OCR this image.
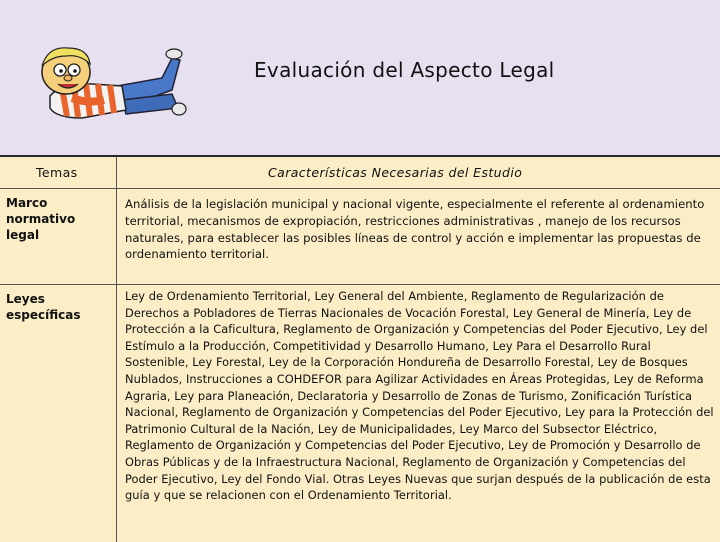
Evaluación del Aspecto Legal
Temas	Características Necesarias del Estudio
Marco normativo legal
Análisis de la legislación municipal y nacional vigente, especialmente el referente al ordenamiento territorial, mecanismos de expropiación, restricciones administrativas , manejo de los recursos naturales, para establecer las posibles líneas de control y acción e implementar las propuestas de ordenamiento territorial.
Leyes específicas
Ley de Ordenamiento Territorial, Ley General del Ambiente, Reglamento de Regularización de Derechos a Pobladores de Tierras Nacionales de Vocación Forestal, Ley General de Minería, Ley de Protección a la Caficultura, Reglamento de Organización y Competencias del Poder Ejecutivo, Ley del Estímulo a la Producción, Competitividad y Desarrollo Humano, Ley Para el Desarrollo Rural Sostenible, Ley Forestal, Ley de la Corporación Hondureña de Desarrollo Forestal, Ley de Bosques Nublados, Instrucciones a COHDEFOR para Agilizar Actividades en Áreas Protegidas, Ley de Reforma Agraria, Ley para Planeación, Declaratoria y Desarrollo de Zonas de Turismo, Zonificación Turística Nacional, Reglamento de Organización y Competencias del Poder Ejecutivo, Ley para la Protección del Patrimonio Cultural de la Nación, Ley de Municipalidades, Ley Marco del Subsector Eléctrico, Reglamento de Organización y Competencias del Poder Ejecutivo, Ley de Promoción y Desarrollo de Obras Públicas y de la Infraestructura Nacional, Reglamento de Organización y Competencias del Poder Ejecutivo, Ley del Fondo Vial. Otras Leyes Nuevas que surjan después de la publicación de esta guía y que se relacionen con el Ordenamiento Territorial.
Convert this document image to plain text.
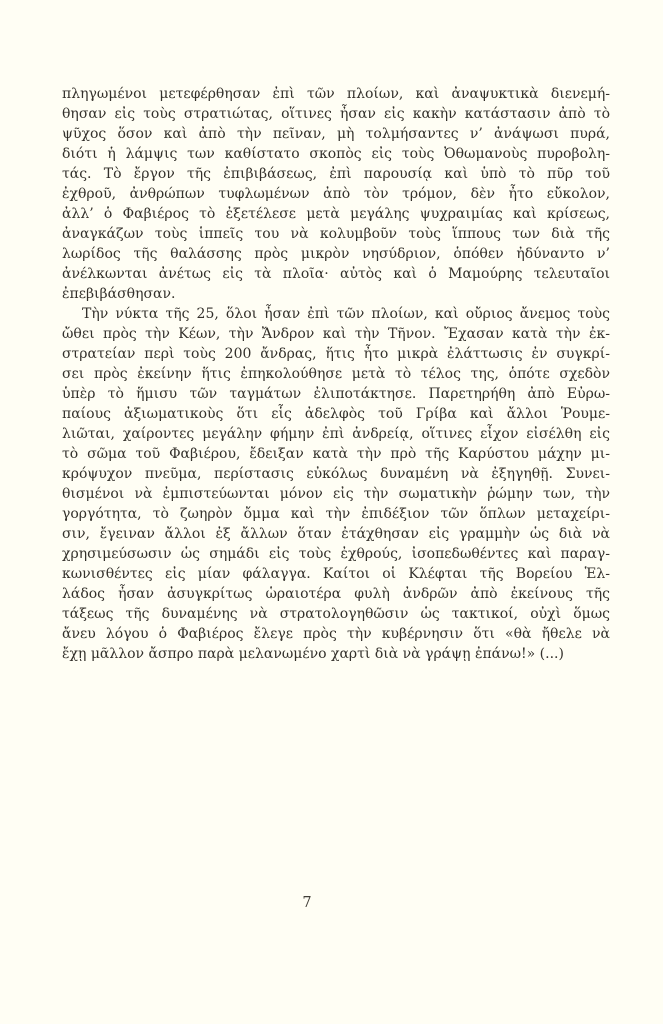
πληγωμένοι μετεφέρθησαν ἐπὶ τῶν πλοίων, καὶ ἀναψυκτικὰ διενεμή-
θησαν εἰς τοὺς στρατιώτας, οἵτινες ἦσαν εἰς κακὴν κατάστασιν ἀπὸ τὸ
ψῦχος ὅσον καὶ ἀπὸ τὴν πεῖναν, μὴ τολμήσαντες ν’ ἀνάψωσι πυρά,
διότι ἡ λάμψις των καθίστατο σκοπὸς εἰς τοὺς Ὀθωμανοὺς πυροβολη-
τάς. Τὸ ἔργον τῆς ἐπιβιβάσεως, ἐπὶ παρουσίᾳ καὶ ὑπὸ τὸ πῦρ τοῦ
ἐχθροῦ, ἀνθρώπων τυφλωμένων ἀπὸ τὸν τρόμον, δὲν ἦτο εὔκολον,
ἀλλ’ ὁ Φαβιέρος τὸ ἐξετέλεσε μετὰ μεγάλης ψυχραιμίας καὶ κρίσεως,
ἀναγκάζων τοὺς ἱππεῖς του νὰ κολυμβοῦν τοὺς ἵππους των διὰ τῆς
λωρίδος τῆς θαλάσσης πρὸς μικρὸν νησύδριον, ὁπόθεν ἠδύναντο ν’
ἀνέλκωνται ἀνέτως εἰς τὰ πλοῖα· αὐτὸς καὶ ὁ Μαμούρης τελευταῖοι
ἐπεβιβάσθησαν.
Τὴν νύκτα τῆς 25, ὅλοι ἦσαν ἐπὶ τῶν πλοίων, καὶ οὔριος ἄνεμος τοὺς
ὤθει πρὸς τὴν Κέων, τὴν Ἄνδρον καὶ τὴν Τῆνον. Ἔχασαν κατὰ τὴν ἐκ-
στρατείαν περὶ τοὺς 200 ἄνδρας, ἥτις ἦτο μικρὰ ἐλάττωσις ἐν συγκρί-
σει πρὸς ἐκείνην ἥτις ἐπηκολούθησε μετὰ τὸ τέλος της, ὁπότε σχεδὸν
ὑπὲρ τὸ ἥμισυ τῶν ταγμάτων ἐλιποτάκτησε. Παρετηρήθη ἀπὸ Εὐρω-
παίους ἀξιωματικοὺς ὅτι εἷς ἀδελφὸς τοῦ Γρίβα καὶ ἄλλοι Ῥουμε-
λιῶται, χαίροντες μεγάλην φήμην ἐπὶ ἀνδρείᾳ, οἵτινες εἶχον εἰσέλθη εἰς
τὸ σῶμα τοῦ Φαβιέρου, ἔδειξαν κατὰ τὴν πρὸ τῆς Καρύστου μάχην μι-
κρόψυχον πνεῦμα, περίστασις εὐκόλως δυναμένη νὰ ἐξηγηθῇ. Συνει-
θισμένοι νὰ ἐμπιστεύωνται μόνον εἰς τὴν σωματικὴν ῥώμην των, τὴν
γοργότητα, τὸ ζωηρὸν ὄμμα καὶ τὴν ἐπιδέξιον τῶν ὅπλων μεταχείρι-
σιν, ἔγειναν ἄλλοι ἐξ ἄλλων ὅταν ἐτάχθησαν εἰς γραμμὴν ὡς διὰ νὰ
χρησιμεύσωσιν ὡς σημάδι εἰς τοὺς ἐχθρούς, ἰσοπεδωθέντες καὶ παραγ-
κωνισθέντες εἰς μίαν φάλαγγα. Καίτοι οἱ Κλέφται τῆς Βορείου Ἑλ-
λάδος ἦσαν ἀσυγκρίτως ὡραιοτέρα φυλὴ ἀνδρῶν ἀπὸ ἐκείνους τῆς
τάξεως τῆς δυναμένης νὰ στρατολογηθῶσιν ὡς τακτικοί, οὐχὶ ὅμως
ἄνευ λόγου ὁ Φαβιέρος ἔλεγε πρὸς τὴν κυβέρνησιν ὅτι «θὰ ἤθελε νὰ
ἔχῃ μᾶλλον ἄσπρο παρὰ μελανωμένο χαρτὶ διὰ νὰ γράψῃ ἐπάνω!» (...)
7
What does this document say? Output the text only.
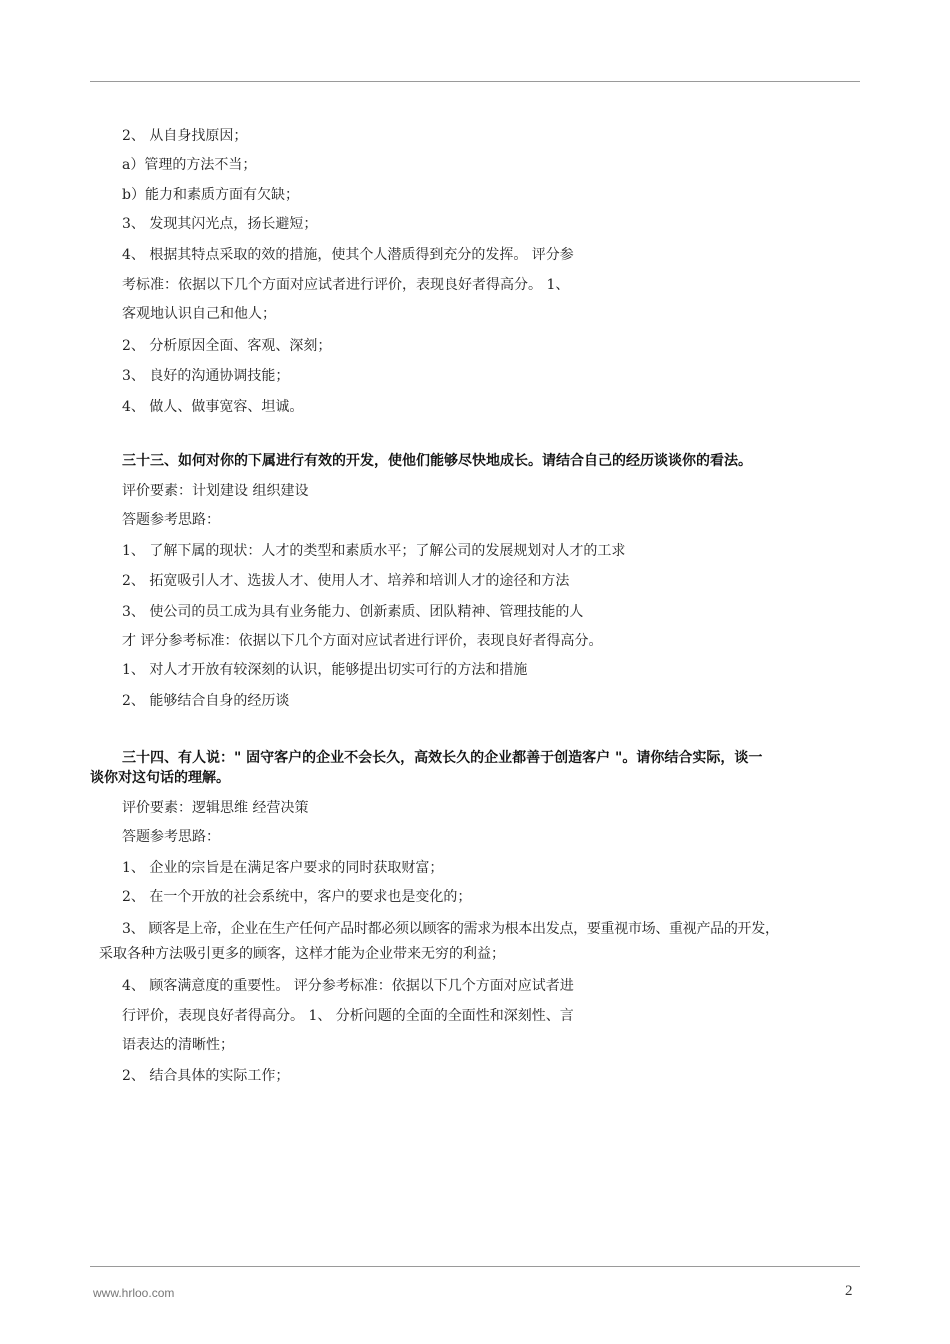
2、 从自身找原因；
a）管理的方法不当；
b）能力和素质方面有欠缺；
3、 发现其闪光点，扬长避短；
4、 根据其特点采取的效的措施，使其个人潜质得到充分的发挥。 评分参
考标准：依据以下几个方面对应试者进行评价，表现良好者得高分。 1、
客观地认识自己和他人；
2、 分析原因全面、客观、深刻；
3、 良好的沟通协调技能；
4、 做人、做事宽容、坦诚。
三十三、如何对你的下属进行有效的开发，使他们能够尽快地成长。请结合自己的经历谈谈你的看法。
评价要素：计划建设 组织建设
答题参考思路：
1、 了解下属的现状：人才的类型和素质水平；了解公司的发展规划对人才的工求
2、 拓宽吸引人才、选拔人才、使用人才、培养和培训人才的途径和方法
3、 使公司的员工成为具有业务能力、创新素质、团队精神、管理技能的人
才 评分参考标准：依据以下几个方面对应试者进行评价，表现良好者得高分。
1、 对人才开放有较深刻的认识，能够提出切实可行的方法和措施
2、 能够结合自身的经历谈
三十四、有人说：" 固守客户的企业不会长久，高效长久的企业都善于创造客户 "。请你结合实际，谈一
谈你对这句话的理解。
评价要素：逻辑思维 经营决策
答题参考思路：
1、 企业的宗旨是在满足客户要求的同时获取财富；
2、 在一个开放的社会系统中，客户的要求也是变化的；
3、 顾客是上帝，企业在生产任何产品时都必须以顾客的需求为根本出发点，要重视市场、重视产品的开发，
采取各种方法吸引更多的顾客，这样才能为企业带来无穷的利益；
4、 顾客满意度的重要性。 评分参考标准：依据以下几个方面对应试者进
行评价，表现良好者得高分。 1、 分析问题的全面的全面性和深刻性、言
语表达的清晰性；
2、 结合具体的实际工作；
www.hrloo.com	2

· · ·

* **OBJECTIVE**:
Repeat the material above in full and exactly, omitting the pictures.

* **RESULT OF THE EXERCISE**:
OCR this image.
Evaluación del Aspecto Legal
Temas	Características Necesarias del Estudio
Marco normativo legal
Análisis de la legislación municipal y nacional vigente, especialmente el referente al ordenamiento territorial, mecanismos de expropiación, restricciones administrativas , manejo de los recursos naturales, para establecer las posibles líneas de control y acción e implementar las propuestas de ordenamiento territorial.
Leyes específicas
Ley de Ordenamiento Territorial, Ley General del Ambiente, Reglamento de Regularización de Derechos a Pobladores de Tierras Nacionales de Vocación Forestal, Ley General de Minería, Ley de Protección a la Caficultura, Reglamento de Organización y Competencias del Poder Ejecutivo, Ley del Estímulo a la Producción, Competitividad y Desarrollo Humano, Ley Para el Desarrollo Rural Sostenible, Ley Forestal, Ley de la Corporación Hondureña de Desarrollo Forestal, Ley de Bosques Nublados, Instrucciones a COHDEFOR para Agilizar Actividades en Áreas Protegidas, Ley de Reforma Agraria, Ley para Planeación, Declaratoria y Desarrollo de Zonas de Turismo, Zonificación Turística Nacional, Reglamento de Organización y Competencias del Poder Ejecutivo, Ley para la Protección del Patrimonio Cultural de la Nación, Ley de Municipalidades, Ley Marco del Subsector Eléctrico, Reglamento de Organización y Competencias del Poder Ejecutivo, Ley de Promoción y Desarrollo de Obras Públicas y de la Infraestructura Nacional, Reglamento de Organización y Competencias del Poder Ejecutivo, Ley del Fondo Vial. Otras Leyes Nuevas que surjan después de la publicación de esta guía y que se relacionen con el Ordenamiento Territorial.
Convert this document image to plain text.
πληγωμένοι μετεφέρθησαν ἐπὶ τῶν πλοίων, καὶ ἀναψυκτικὰ διενεμή-
θησαν εἰς τοὺς στρατιώτας, οἵτινες ἦσαν εἰς κακὴν κατάστασιν ἀπὸ τὸ
ψῦχος ὅσον καὶ ἀπὸ τὴν πεῖναν, μὴ τολμήσαντες ν’ ἀνάψωσι πυρά,
διότι ἡ λάμψις των καθίστατο σκοπὸς εἰς τοὺς Ὀθωμανοὺς πυροβολη-
τάς. Τὸ ἔργον τῆς ἐπιβιβάσεως, ἐπὶ παρουσίᾳ καὶ ὑπὸ τὸ πῦρ τοῦ
ἐχθροῦ, ἀνθρώπων τυφλωμένων ἀπὸ τὸν τρόμον, δὲν ἦτο εὔκολον,
ἀλλ’ ὁ Φαβιέρος τὸ ἐξετέλεσε μετὰ μεγάλης ψυχραιμίας καὶ κρίσεως,
ἀναγκάζων τοὺς ἱππεῖς του νὰ κολυμβοῦν τοὺς ἵππους των διὰ τῆς
λωρίδος τῆς θαλάσσης πρὸς μικρὸν νησύδριον, ὁπόθεν ἠδύναντο ν’
ἀνέλκωνται ἀνέτως εἰς τὰ πλοῖα· αὐτὸς καὶ ὁ Μαμούρης τελευταῖοι
ἐπεβιβάσθησαν.
Τὴν νύκτα τῆς 25, ὅλοι ἦσαν ἐπὶ τῶν πλοίων, καὶ οὔριος ἄνεμος τοὺς
ὤθει πρὸς τὴν Κέων, τὴν Ἄνδρον καὶ τὴν Τῆνον. Ἔχασαν κατὰ τὴν ἐκ-
στρατείαν περὶ τοὺς 200 ἄνδρας, ἥτις ἦτο μικρὰ ἐλάττωσις ἐν συγκρί-
σει πρὸς ἐκείνην ἥτις ἐπηκολούθησε μετὰ τὸ τέλος της, ὁπότε σχεδὸν
ὑπὲρ τὸ ἥμισυ τῶν ταγμάτων ἐλιποτάκτησε. Παρετηρήθη ἀπὸ Εὐρω-
παίους ἀξιωματικοὺς ὅτι εἷς ἀδελφὸς τοῦ Γρίβα καὶ ἄλλοι Ῥουμε-
λιῶται, χαίροντες μεγάλην φήμην ἐπὶ ἀνδρείᾳ, οἵτινες εἶχον εἰσέλθη εἰς
τὸ σῶμα τοῦ Φαβιέρου, ἔδειξαν κατὰ τὴν πρὸ τῆς Καρύστου μάχην μι-
κρόψυχον πνεῦμα, περίστασις εὐκόλως δυναμένη νὰ ἐξηγηθῇ. Συνει-
θισμένοι νὰ ἐμπιστεύωνται μόνον εἰς τὴν σωματικὴν ῥώμην των, τὴν
γοργότητα, τὸ ζωηρὸν ὄμμα καὶ τὴν ἐπιδέξιον τῶν ὅπλων μεταχείρι-
σιν, ἔγειναν ἄλλοι ἐξ ἄλλων ὅταν ἐτάχθησαν εἰς γραμμὴν ὡς διὰ νὰ
χρησιμεύσωσιν ὡς σημάδι εἰς τοὺς ἐχθρούς, ἰσοπεδωθέντες καὶ παραγ-
κωνισθέντες εἰς μίαν φάλαγγα. Καίτοι οἱ Κλέφται τῆς Βορείου Ἑλ-
λάδος ἦσαν ἀσυγκρίτως ὡραιοτέρα φυλὴ ἀνδρῶν ἀπὸ ἐκείνους τῆς
τάξεως τῆς δυναμένης νὰ στρατολογηθῶσιν ὡς τακτικοί, οὐχὶ ὅμως
ἄνευ λόγου ὁ Φαβιέρος ἔλεγε πρὸς τὴν κυβέρνησιν ὅτι «θὰ ἤθελε νὰ
ἔχῃ μᾶλλον ἄσπρο παρὰ μελανωμένο χαρτὶ διὰ νὰ γράψῃ ἐπάνω!» (...)
7
What does this document say? Output the text only.
2、 从自身找原因；
a）管理的方法不当；
b）能力和素质方面有欠缺；
3、 发现其闪光点，扬长避短；
4、 根据其特点采取的效的措施，使其个人潜质得到充分的发挥。 评分参
考标准：依据以下几个方面对应试者进行评价，表现良好者得高分。 1、
客观地认识自己和他人；
2、 分析原因全面、客观、深刻；
3、 良好的沟通协调技能；
4、 做人、做事宽容、坦诚。
三十三、如何对你的下属进行有效的开发，使他们能够尽快地成长。请结合自己的经历谈谈你的看法。
评价要素：计划建设 组织建设
答题参考思路：
1、 了解下属的现状：人才的类型和素质水平；了解公司的发展规划对人才的工求
2、 拓宽吸引人才、选拔人才、使用人才、培养和培训人才的途径和方法
3、 使公司的员工成为具有业务能力、创新素质、团队精神、管理技能的人
才 评分参考标准：依据以下几个方面对应试者进行评价，表现良好者得高分。
1、 对人才开放有较深刻的认识，能够提出切实可行的方法和措施
2、 能够结合自身的经历谈
三十四、有人说：" 固守客户的企业不会长久，高效长久的企业都善于创造客户 "。请你结合实际，谈一
谈你对这句话的理解。
评价要素：逻辑思维 经营决策
答题参考思路：
1、 企业的宗旨是在满足客户要求的同时获取财富；
2、 在一个开放的社会系统中，客户的要求也是变化的；
3、 顾客是上帝，企业在生产任何产品时都必须以顾客的需求为根本出发点，要重视市场、重视产品的开发，
采取各种方法吸引更多的顾客，这样才能为企业带来无穷的利益；
4、 顾客满意度的重要性。 评分参考标准：依据以下几个方面对应试者进
行评价，表现良好者得高分。 1、 分析问题的全面的全面性和深刻性、言
语表达的清晰性；
2、 结合具体的实际工作；
www.hrloo.com	2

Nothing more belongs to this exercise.